(Exercise goal):
Reproduce the listing below exactly, minus its pictures.

(Materials provided):
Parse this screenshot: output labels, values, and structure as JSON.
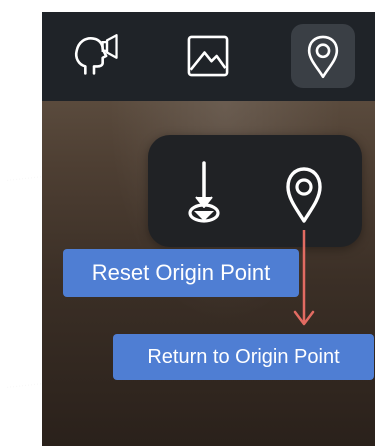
{
  "toolbar": {
    "items": [
      {
        "icon": "voice-announce-icon",
        "active": false
      },
      {
        "icon": "image-icon",
        "active": false
      },
      {
        "icon": "location-pin-icon",
        "active": true
      }
    ]
  },
  "popover": {
    "items": [
      {
        "icon": "reset-origin-icon"
      },
      {
        "icon": "return-origin-icon"
      }
    ]
  },
  "annotations": {
    "reset_label": "Reset Origin Point",
    "return_label": "Return to Origin Point",
    "label_color": "#4f7ed3",
    "arrow_color": "#e26b62"
  }
}
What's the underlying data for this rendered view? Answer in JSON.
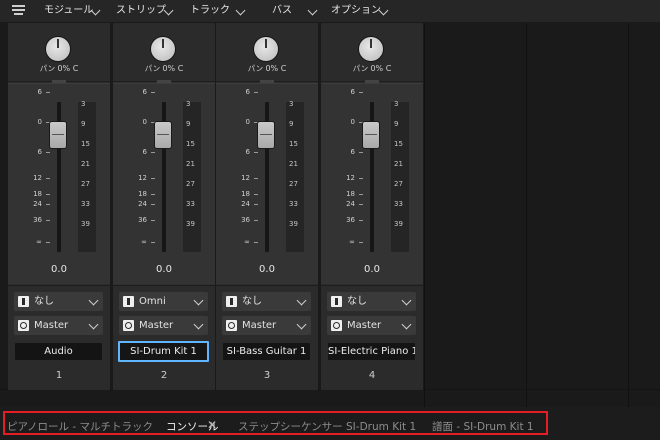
{
  "menu": {
    "items": [
      {
        "label": "モジュール"
      },
      {
        "label": "ストリップ"
      },
      {
        "label": "トラック"
      },
      {
        "label": "バス"
      },
      {
        "label": "オプション"
      }
    ]
  },
  "strips": [
    {
      "pan_label": "パン",
      "pan_value": "0% C",
      "volume": "0.0",
      "input": "なし",
      "output": "Master",
      "name": "Audio",
      "number": "1",
      "selected": false
    },
    {
      "pan_label": "パン",
      "pan_value": "0% C",
      "volume": "0.0",
      "input": "Omni",
      "output": "Master",
      "name": "SI-Drum Kit 1",
      "number": "2",
      "selected": true
    },
    {
      "pan_label": "パン",
      "pan_value": "0% C",
      "volume": "0.0",
      "input": "なし",
      "output": "Master",
      "name": "SI-Bass Guitar 1",
      "number": "3",
      "selected": false
    },
    {
      "pan_label": "パン",
      "pan_value": "0% C",
      "volume": "0.0",
      "input": "なし",
      "output": "Master",
      "name": "SI-Electric Piano 1",
      "number": "4",
      "selected": false
    }
  ],
  "fader_scale": [
    "6",
    "0",
    "6",
    "12",
    "18",
    "24",
    "36",
    "∞"
  ],
  "meter_scale": [
    "3",
    "9",
    "15",
    "21",
    "27",
    "33",
    "39"
  ],
  "tabs": [
    {
      "label": "ピアノロール - マルチトラック"
    },
    {
      "label": "コンソール"
    },
    {
      "label": "ステップシーケンサー SI-Drum Kit 1"
    },
    {
      "label": "譜面 - SI-Drum Kit 1"
    }
  ],
  "colors": {
    "selected_outline": "#5fb6ff",
    "highlight_box": "#e31e24"
  }
}
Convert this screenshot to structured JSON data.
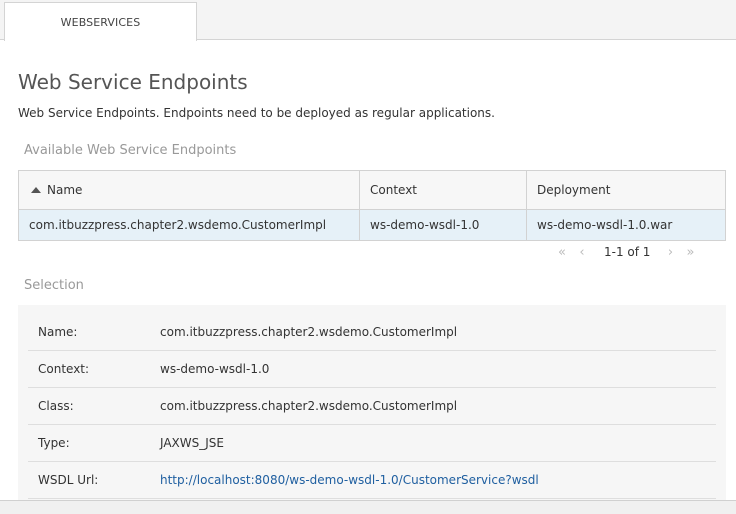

(Exercise solution):
Parse this screenshot: output labels, values, and structure as JSON.
{
  "toolbar": {
    "items": [
      {
        "icon": "voice-announce-icon",
        "active": false
      },
      {
        "icon": "image-icon",
        "active": false
      },
      {
        "icon": "location-pin-icon",
        "active": true
      }
    ]
  },
  "popover": {
    "items": [
      {
        "icon": "reset-origin-icon"
      },
      {
        "icon": "return-origin-icon"
      }
    ]
  },
  "annotations": {
    "reset_label": "Reset Origin Point",
    "return_label": "Return to Origin Point",
    "label_color": "#4f7ed3",
    "arrow_color": "#e26b62"
  }
}
What's the underlying data for this rendered view? Answer in JSON.
{
  "menu": {
    "items": [
      {
        "label": "モジュール"
      },
      {
        "label": "ストリップ"
      },
      {
        "label": "トラック"
      },
      {
        "label": "バス"
      },
      {
        "label": "オプション"
      }
    ]
  },
  "strips": [
    {
      "pan_label": "パン",
      "pan_value": "0% C",
      "volume": "0.0",
      "input": "なし",
      "output": "Master",
      "name": "Audio",
      "number": "1",
      "selected": false
    },
    {
      "pan_label": "パン",
      "pan_value": "0% C",
      "volume": "0.0",
      "input": "Omni",
      "output": "Master",
      "name": "SI-Drum Kit 1",
      "number": "2",
      "selected": true
    },
    {
      "pan_label": "パン",
      "pan_value": "0% C",
      "volume": "0.0",
      "input": "なし",
      "output": "Master",
      "name": "SI-Bass Guitar 1",
      "number": "3",
      "selected": false
    },
    {
      "pan_label": "パン",
      "pan_value": "0% C",
      "volume": "0.0",
      "input": "なし",
      "output": "Master",
      "name": "SI-Electric Piano 1",
      "number": "4",
      "selected": false
    }
  ],
  "fader_scale": [
    "6",
    "0",
    "6",
    "12",
    "18",
    "24",
    "36",
    "∞"
  ],
  "meter_scale": [
    "3",
    "9",
    "15",
    "21",
    "27",
    "33",
    "39"
  ],
  "tabs": [
    {
      "label": "ピアノロール - マルチトラック"
    },
    {
      "label": "コンソール"
    },
    {
      "label": "ステップシーケンサー SI-Drum Kit 1"
    },
    {
      "label": "譜面 - SI-Drum Kit 1"
    }
  ],
  "colors": {
    "selected_outline": "#5fb6ff",
    "highlight_box": "#e31e24"
  }
}
Convert this screenshot to structured JSON data.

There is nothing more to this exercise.